Goal:
Write out all the lines again, precisely as they stand, but without the images.

Stored data:
┄┄┄┄┄┄┄┄┄┄
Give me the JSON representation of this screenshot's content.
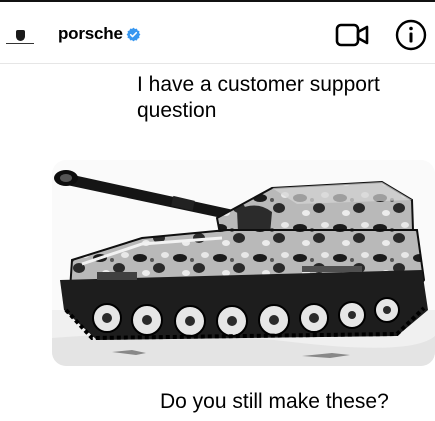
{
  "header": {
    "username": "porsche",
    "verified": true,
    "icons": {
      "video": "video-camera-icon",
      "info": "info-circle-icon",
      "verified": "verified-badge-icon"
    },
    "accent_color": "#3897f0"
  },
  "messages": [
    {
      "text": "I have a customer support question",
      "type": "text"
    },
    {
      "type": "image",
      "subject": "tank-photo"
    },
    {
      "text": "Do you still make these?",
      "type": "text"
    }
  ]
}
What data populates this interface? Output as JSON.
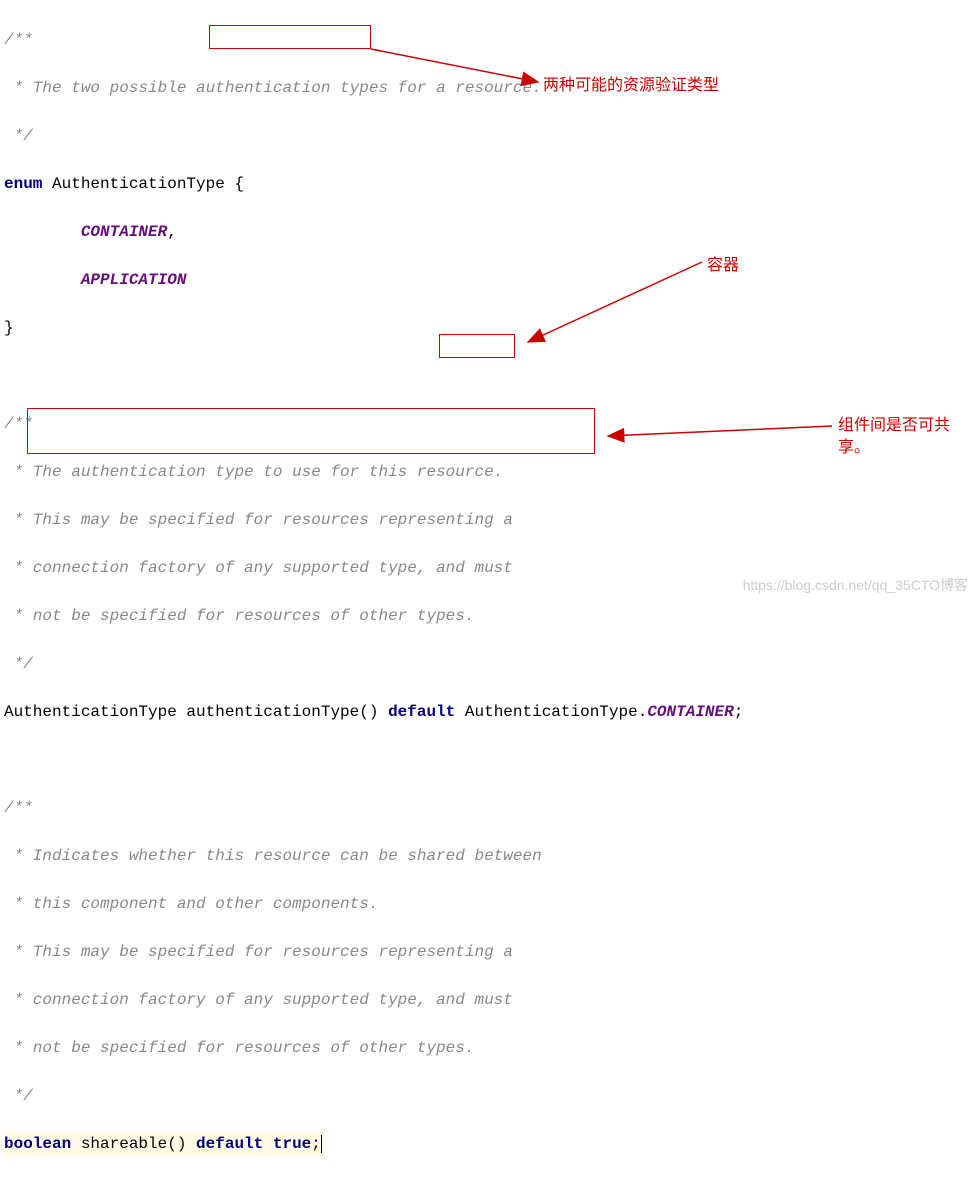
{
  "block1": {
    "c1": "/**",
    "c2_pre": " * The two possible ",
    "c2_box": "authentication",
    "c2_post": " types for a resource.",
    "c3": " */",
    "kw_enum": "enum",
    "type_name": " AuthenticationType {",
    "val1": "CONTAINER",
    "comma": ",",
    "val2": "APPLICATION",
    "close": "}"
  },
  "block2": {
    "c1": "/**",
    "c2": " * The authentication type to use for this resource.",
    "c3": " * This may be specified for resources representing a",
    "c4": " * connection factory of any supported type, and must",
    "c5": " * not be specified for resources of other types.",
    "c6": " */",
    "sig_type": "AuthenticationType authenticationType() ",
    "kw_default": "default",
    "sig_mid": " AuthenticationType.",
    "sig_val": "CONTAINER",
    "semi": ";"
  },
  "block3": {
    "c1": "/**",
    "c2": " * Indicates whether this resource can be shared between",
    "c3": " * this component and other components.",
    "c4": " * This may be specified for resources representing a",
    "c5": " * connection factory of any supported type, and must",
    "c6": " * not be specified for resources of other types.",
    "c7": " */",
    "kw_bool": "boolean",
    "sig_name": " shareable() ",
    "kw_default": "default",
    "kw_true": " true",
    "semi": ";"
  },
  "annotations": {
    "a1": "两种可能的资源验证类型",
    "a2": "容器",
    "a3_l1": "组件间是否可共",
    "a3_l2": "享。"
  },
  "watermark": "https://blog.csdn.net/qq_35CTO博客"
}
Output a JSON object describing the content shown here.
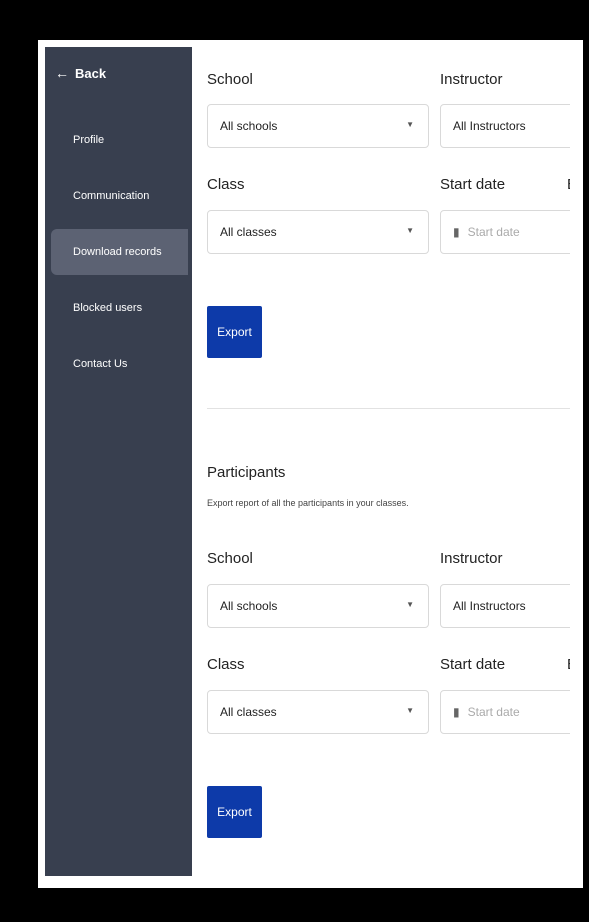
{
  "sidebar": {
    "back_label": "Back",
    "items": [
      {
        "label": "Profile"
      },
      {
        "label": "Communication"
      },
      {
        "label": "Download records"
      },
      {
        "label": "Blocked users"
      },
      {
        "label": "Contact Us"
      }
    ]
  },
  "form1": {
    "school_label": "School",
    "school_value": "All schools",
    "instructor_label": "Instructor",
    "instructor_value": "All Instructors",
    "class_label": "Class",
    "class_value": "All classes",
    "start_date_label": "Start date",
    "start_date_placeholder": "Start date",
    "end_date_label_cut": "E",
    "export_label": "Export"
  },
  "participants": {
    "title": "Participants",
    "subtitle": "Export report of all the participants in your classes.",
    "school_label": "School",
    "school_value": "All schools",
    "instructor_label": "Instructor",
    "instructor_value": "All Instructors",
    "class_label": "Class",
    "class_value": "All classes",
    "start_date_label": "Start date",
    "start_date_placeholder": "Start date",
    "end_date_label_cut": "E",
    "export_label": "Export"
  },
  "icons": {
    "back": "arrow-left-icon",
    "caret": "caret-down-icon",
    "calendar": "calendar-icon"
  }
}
┄┄┄┄┄┄┄┄┄┄
Result of the task:
Give me the JSON representation of this screenshot's content.
{
  "header": {
    "username": "porsche",
    "verified": true,
    "icons": {
      "video": "video-camera-icon",
      "info": "info-circle-icon",
      "verified": "verified-badge-icon"
    },
    "accent_color": "#3897f0"
  },
  "messages": [
    {
      "text": "I have a customer support question",
      "type": "text"
    },
    {
      "type": "image",
      "subject": "tank-photo"
    },
    {
      "text": "Do you still make these?",
      "type": "text"
    }
  ]
}
What data populates this interface? Output as JSON.
{
  "block1": {
    "c1": "/**",
    "c2_pre": " * The two possible ",
    "c2_box": "authentication",
    "c2_post": " types for a resource.",
    "c3": " */",
    "kw_enum": "enum",
    "type_name": " AuthenticationType {",
    "val1": "CONTAINER",
    "comma": ",",
    "val2": "APPLICATION",
    "close": "}"
  },
  "block2": {
    "c1": "/**",
    "c2": " * The authentication type to use for this resource.",
    "c3": " * This may be specified for resources representing a",
    "c4": " * connection factory of any supported type, and must",
    "c5": " * not be specified for resources of other types.",
    "c6": " */",
    "sig_type": "AuthenticationType authenticationType() ",
    "kw_default": "default",
    "sig_mid": " AuthenticationType.",
    "sig_val": "CONTAINER",
    "semi": ";"
  },
  "block3": {
    "c1": "/**",
    "c2": " * Indicates whether this resource can be shared between",
    "c3": " * this component and other components.",
    "c4": " * This may be specified for resources representing a",
    "c5": " * connection factory of any supported type, and must",
    "c6": " * not be specified for resources of other types.",
    "c7": " */",
    "kw_bool": "boolean",
    "sig_name": " shareable() ",
    "kw_default": "default",
    "kw_true": " true",
    "semi": ";"
  },
  "annotations": {
    "a1": "两种可能的资源验证类型",
    "a2": "容器",
    "a3_l1": "组件间是否可共",
    "a3_l2": "享。"
  },
  "watermark": "https://blog.csdn.net/qq_35CTO博客"
}
Output a JSON object describing the content shown here.
{
  "sidebar": {
    "back_label": "Back",
    "items": [
      {
        "label": "Profile"
      },
      {
        "label": "Communication"
      },
      {
        "label": "Download records"
      },
      {
        "label": "Blocked users"
      },
      {
        "label": "Contact Us"
      }
    ]
  },
  "form1": {
    "school_label": "School",
    "school_value": "All schools",
    "instructor_label": "Instructor",
    "instructor_value": "All Instructors",
    "class_label": "Class",
    "class_value": "All classes",
    "start_date_label": "Start date",
    "start_date_placeholder": "Start date",
    "end_date_label_cut": "E",
    "export_label": "Export"
  },
  "participants": {
    "title": "Participants",
    "subtitle": "Export report of all the participants in your classes.",
    "school_label": "School",
    "school_value": "All schools",
    "instructor_label": "Instructor",
    "instructor_value": "All Instructors",
    "class_label": "Class",
    "class_value": "All classes",
    "start_date_label": "Start date",
    "start_date_placeholder": "Start date",
    "end_date_label_cut": "E",
    "export_label": "Export"
  },
  "icons": {
    "back": "arrow-left-icon",
    "caret": "caret-down-icon",
    "calendar": "calendar-icon"
  }
}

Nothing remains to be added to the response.